### Tasks to complete
a) Answer these questions using the essay on political correctness:
(i) What does the essay call the equivalent of academic freedom?
(ii) What term does the essay say "cripple" has become?
(iii) Which magazine, newspaper and two broadcasters does the essay name as covering personalities?
b) Copy out the passage of the essay on political correctness starting at "Offended persons" and ending at "sympathetic.".

:: Text ::

A couple of problems
with PC: Who decides what words and thoughts are correct; who or what idea is
stifled by such restraint? What ever happened to tolerance?
The marketplace of
ideas is the equivalent of academic freedom. Tenured professors will fight to say
and teach whatever they wish in the name of pursuing truth as they see it. Yet,
academe is notorious for PC. Speech codes have been imposed on faculties and
students, speakers with certain political leanings have been barred from campus
or hectored when they appeared. Examples are legion.
In entertainment, ethnic humor has been scorned in the
name of political correctness. Only paeans to particular members of races or
ethnic groups themselves are tolerated. Some religions are protected by PC
while others are fair game. (Need Islam and Christianity be cited?)
Cries of racism are
perhaps the most numerous. Phrases that have entered the everyday jargon are now
being analyzed etymologically, bringing up origins that have long been forgot.
Yet speakers innocently using such a word or phrase are hounded by both PC
practitioners and political opponents. (See George Allen’s response to a
heckler; Colin Powell’s take on “shuck and jive” as used by Sarah Palin.)
More and more
prevalent are PC errors involving sexual preference. Since the onslaught of the
Pill, behavior once restricted to complete privacy has emerged, not into
sunlight, but into the glare of klieg lights (or whatever has replaced that
illumination in TV studios). Subjects once verboten
in locker rooms are the material of advertising campaigns. Adherents to certain
life styles are now celebrated when in the past they were the objects of
derision and sometimes, unjustly, violence. Even a smaller subset (LBGT) is
protected through legislation.
Some truly
prejudiced people still exist in this country and elsewhere. They can be found
up and down the class structure. But they are few. Society will always have its
boors, louts and oafs. Yet few of those are among personalities covered by
People magazine, The New York Times, CBS and Fox News.
Offended persons
most likely to cite PC fouls too often are motivated by other than purity of
human relations. Offending persons often seem not to have intended any
wrong-doing, learning only of their so-called faux pas upon being hounded by opponent and by the press.
So persuasive have
PC partisans become that everyday folks can receive correction from a PC
adherent in the office, at the grocery or on the golf course. Descriptions that
once were clear and used by professionals are now rejected. Cripple has become
physically handicapped. Why is one condemned and the other acceptable? There is
no obvious reason. The former inherently is no insult; the latter is no more
sympathetic.
People of good will
who champion polite behavior or who practice religion or who are “cultured”
will, by the brunt of their upbringing, shun offensive speech and mannerisms. Some
of these people, particularly the older ones, did grow up with some degree of
racism in their outlooks or attitudes; and now reject and control those
feelings. Not everyone, of course.
Political
correctness’s real danger is that a few influential sources might, over time,
steer an entire culture. Sure, mean intolerance and hatred have no place in any
productive society, and such cannot be defended in any way, PC, nonetheless,
can stifle and subvert open debate. Think not?
A great divide in
the United States has developed and is widening over the observable societal ramifications
of sexuality: Same-sex marriage, abortion, contraception, single-parent
families. All of these have consequences beyond general acceptance or
rejection. Besides moral aspects, there are governmental actions dealing with
problems that for amelioration end in expenditure of billions, trillions of
public moneys. And other societal aspects are similarly important to the common
weal. Listing them is for another exercise.
If those subjects
are removed from the public square by severe application of political
correctness and are not debated on their substance, this country founded for
the sake of individual freedoms will evolve into something else.
That something else
could be a country unrecognizable from what it now is.

:::
:: Data provided ::

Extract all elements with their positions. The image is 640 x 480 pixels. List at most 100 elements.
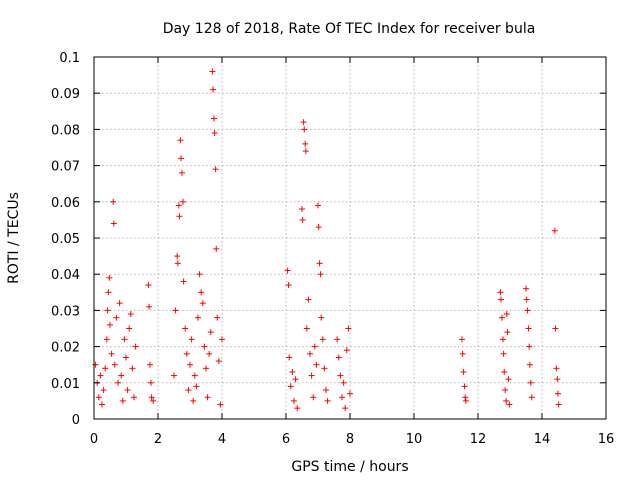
y-tick-label: 0.05 xyxy=(51,232,80,247)
data-point xyxy=(150,397,157,404)
y-tick-label: 0.07 xyxy=(51,160,80,175)
data-point xyxy=(321,365,328,372)
data-point xyxy=(146,303,153,310)
data-point xyxy=(207,329,214,336)
tick-labels: 0 2 4 6 8 10 12 14 16 0 0.01 0.02 0.03 0.04 0.05 0.06 0.… xyxy=(51,51,614,447)
data-point xyxy=(100,387,107,394)
data-point xyxy=(182,325,189,332)
data-point xyxy=(121,336,128,343)
data-point xyxy=(527,379,534,386)
data-point xyxy=(147,361,153,368)
data-point xyxy=(334,336,341,343)
data-point xyxy=(294,405,301,412)
data-point xyxy=(201,343,208,350)
data-point xyxy=(284,267,291,274)
data-point xyxy=(145,282,152,289)
data-point xyxy=(118,372,125,379)
y-tick-label: 0.08 xyxy=(51,123,80,138)
data-point xyxy=(499,314,505,321)
data-point xyxy=(132,343,139,350)
x-tick-label: 10 xyxy=(406,432,423,447)
data-point xyxy=(126,325,133,332)
data-point xyxy=(215,358,222,365)
data-point xyxy=(315,202,321,209)
x-tick-label: 14 xyxy=(534,432,551,447)
data-point xyxy=(323,387,329,394)
data-point xyxy=(214,314,221,321)
data-point xyxy=(198,289,205,296)
data-point xyxy=(504,329,511,336)
y-tick-label: 0.1 xyxy=(59,51,80,66)
data-point xyxy=(99,401,105,408)
y-tick-label: 0 xyxy=(72,413,80,428)
data-point xyxy=(503,397,510,404)
data-point xyxy=(553,365,560,372)
x-tick-label: 4 xyxy=(218,432,226,447)
data-point xyxy=(179,169,185,176)
data-point xyxy=(287,383,294,390)
data-point xyxy=(111,361,118,368)
data-point xyxy=(317,271,324,278)
x-tick-label: 2 xyxy=(154,432,162,447)
data-point xyxy=(460,368,467,375)
data-point xyxy=(555,390,561,397)
data-point xyxy=(301,126,308,133)
data-point xyxy=(459,350,466,357)
data-point xyxy=(191,372,198,379)
data-point xyxy=(313,361,320,368)
data-point xyxy=(176,213,183,220)
data-point xyxy=(461,383,468,390)
data-point xyxy=(302,140,309,147)
data-point xyxy=(106,274,113,281)
data-point xyxy=(305,296,312,303)
grid-lines xyxy=(94,57,606,419)
data-point xyxy=(177,137,184,144)
data-point xyxy=(498,296,505,303)
data-point xyxy=(203,365,209,372)
data-point xyxy=(174,260,181,267)
x-axis-label: GPS time / hours xyxy=(291,459,408,475)
data-point xyxy=(343,347,350,354)
x-tick-label: 0 xyxy=(90,432,98,447)
data-point xyxy=(188,336,195,343)
data-point xyxy=(124,387,131,394)
y-axis-label: ROTI / TECUs xyxy=(6,192,22,284)
data-point xyxy=(299,206,305,213)
data-point xyxy=(212,166,219,173)
data-point xyxy=(116,300,123,307)
y-tick-label: 0.02 xyxy=(51,341,80,356)
data-point xyxy=(123,354,129,361)
data-point xyxy=(318,314,325,321)
x-tick-label: 6 xyxy=(282,432,290,447)
data-point xyxy=(319,336,326,343)
data-point xyxy=(195,314,201,321)
data-point xyxy=(500,350,507,357)
y-tick-label: 0.04 xyxy=(51,268,80,283)
data-point xyxy=(102,365,109,372)
data-point xyxy=(289,368,296,375)
data-point xyxy=(175,202,182,209)
data-point xyxy=(347,390,353,397)
data-point xyxy=(528,394,535,401)
data-point xyxy=(499,336,506,343)
data-point xyxy=(552,325,559,332)
data-point xyxy=(526,361,533,368)
data-point xyxy=(551,227,558,234)
data-point xyxy=(196,271,203,278)
data-point xyxy=(127,311,134,318)
data-point xyxy=(209,68,216,75)
data-point xyxy=(315,224,322,231)
data-point xyxy=(217,401,224,408)
data-point xyxy=(129,365,136,372)
data-point xyxy=(300,119,307,126)
data-point xyxy=(108,350,115,357)
data-point xyxy=(113,314,120,321)
data-point xyxy=(292,376,299,383)
data-point xyxy=(324,397,331,404)
data-point xyxy=(302,148,309,155)
data-point xyxy=(299,216,306,223)
data-point xyxy=(190,397,197,404)
data-point xyxy=(178,155,185,162)
data-point xyxy=(107,321,113,328)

:::

### Results for the exercise
a)
(i) The marketplace of ideas.
(ii) Physically handicapped.
(iii) People magazine, The New York Times, CBS and Fox News.

b)
Offended persons
most likely to cite PC fouls too often are motivated by other than purity of
human relations. Offending persons often seem not to have intended any
wrong-doing, learning only of their so-called faux pas upon being hounded by opponent and by the press.
So persuasive have
PC partisans become that everyday folks can receive correction from a PC
adherent in the office, at the grocery or on the golf course. Descriptions that
once were clear and used by professionals are now rejected. Cripple has become
physically handicapped. Why is one condemned and the other acceptable? There is
no obvious reason. The former inherently is no insult; the latter is no more
sympathetic.